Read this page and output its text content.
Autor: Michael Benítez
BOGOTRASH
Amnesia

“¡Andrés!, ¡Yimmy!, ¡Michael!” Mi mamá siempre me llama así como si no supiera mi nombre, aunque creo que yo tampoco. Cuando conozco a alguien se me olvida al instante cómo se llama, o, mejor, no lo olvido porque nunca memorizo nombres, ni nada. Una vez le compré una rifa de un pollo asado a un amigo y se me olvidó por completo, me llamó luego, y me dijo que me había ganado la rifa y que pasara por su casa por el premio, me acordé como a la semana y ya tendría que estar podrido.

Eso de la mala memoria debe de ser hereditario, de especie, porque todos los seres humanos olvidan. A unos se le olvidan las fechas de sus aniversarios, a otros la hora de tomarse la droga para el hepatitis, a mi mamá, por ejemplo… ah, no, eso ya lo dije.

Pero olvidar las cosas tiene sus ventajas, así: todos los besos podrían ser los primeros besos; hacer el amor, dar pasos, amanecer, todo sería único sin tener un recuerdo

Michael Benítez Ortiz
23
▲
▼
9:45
:::::
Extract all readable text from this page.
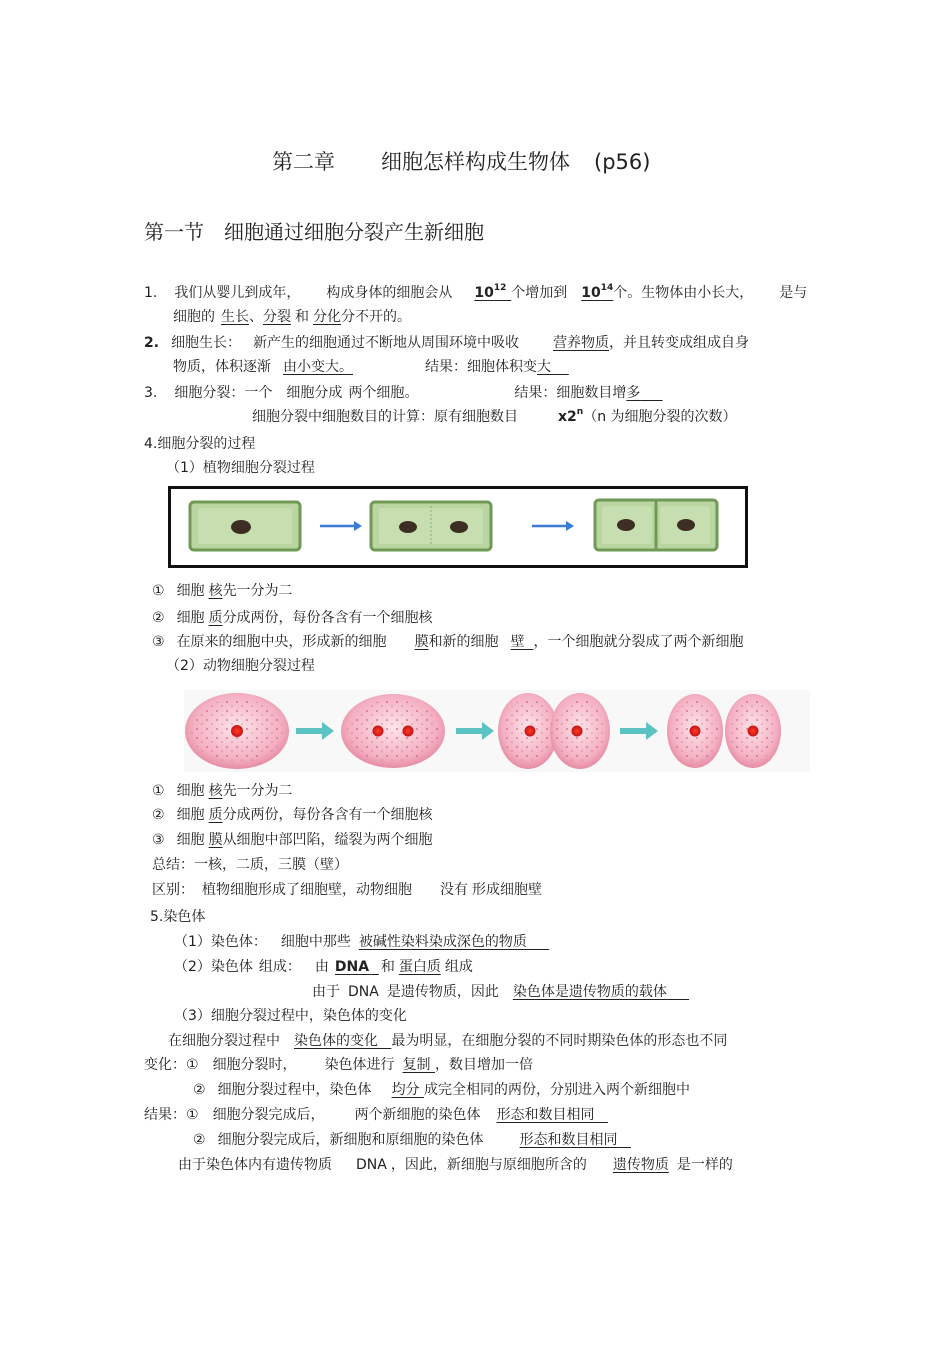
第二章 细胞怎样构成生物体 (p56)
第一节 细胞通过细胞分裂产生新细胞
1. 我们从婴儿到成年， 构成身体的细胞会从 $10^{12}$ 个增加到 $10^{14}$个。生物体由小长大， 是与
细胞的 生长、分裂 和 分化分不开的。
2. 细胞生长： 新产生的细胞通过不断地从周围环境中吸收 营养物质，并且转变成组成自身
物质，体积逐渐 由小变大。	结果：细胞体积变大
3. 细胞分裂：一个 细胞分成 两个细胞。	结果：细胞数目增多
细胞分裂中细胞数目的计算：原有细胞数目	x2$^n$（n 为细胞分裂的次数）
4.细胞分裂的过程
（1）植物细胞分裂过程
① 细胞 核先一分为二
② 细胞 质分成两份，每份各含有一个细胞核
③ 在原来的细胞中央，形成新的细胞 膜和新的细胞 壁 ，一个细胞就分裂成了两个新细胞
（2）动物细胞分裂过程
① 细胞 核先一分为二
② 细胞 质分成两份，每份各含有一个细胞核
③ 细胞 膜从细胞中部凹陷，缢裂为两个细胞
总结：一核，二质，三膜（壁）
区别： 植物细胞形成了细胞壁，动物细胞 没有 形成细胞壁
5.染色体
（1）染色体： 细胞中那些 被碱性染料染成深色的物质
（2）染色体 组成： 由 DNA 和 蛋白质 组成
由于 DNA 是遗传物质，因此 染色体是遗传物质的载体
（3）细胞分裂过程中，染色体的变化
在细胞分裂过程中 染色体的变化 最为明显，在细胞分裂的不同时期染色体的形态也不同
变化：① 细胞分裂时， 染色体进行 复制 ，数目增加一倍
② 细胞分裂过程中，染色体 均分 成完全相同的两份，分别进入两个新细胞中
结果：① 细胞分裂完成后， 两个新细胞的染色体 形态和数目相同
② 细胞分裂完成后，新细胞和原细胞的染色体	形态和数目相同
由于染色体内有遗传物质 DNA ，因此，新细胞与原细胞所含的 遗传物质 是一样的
:::::
Task objective :: Look for the word "this" and return every line where it occurs.

Exercise output ::
Read this page and output its text content.
Extract all readable text from this page.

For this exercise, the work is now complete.